Listed entries —
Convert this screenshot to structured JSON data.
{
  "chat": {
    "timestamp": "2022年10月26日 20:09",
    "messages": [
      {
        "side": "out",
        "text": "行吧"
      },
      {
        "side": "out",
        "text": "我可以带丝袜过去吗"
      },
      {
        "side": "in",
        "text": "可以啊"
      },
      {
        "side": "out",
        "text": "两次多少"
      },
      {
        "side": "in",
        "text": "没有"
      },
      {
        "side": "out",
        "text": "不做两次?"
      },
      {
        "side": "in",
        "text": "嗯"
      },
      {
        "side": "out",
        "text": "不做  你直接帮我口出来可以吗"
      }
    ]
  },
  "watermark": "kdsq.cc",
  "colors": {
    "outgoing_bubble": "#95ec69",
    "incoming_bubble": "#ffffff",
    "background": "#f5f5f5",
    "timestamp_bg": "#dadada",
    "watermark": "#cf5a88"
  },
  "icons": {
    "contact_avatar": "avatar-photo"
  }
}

The problem —
Copy out each line in the listing that has the word "watermark".

Correct answer —
  "watermark": "kdsq.cc",
    "watermark": "#cf5a88"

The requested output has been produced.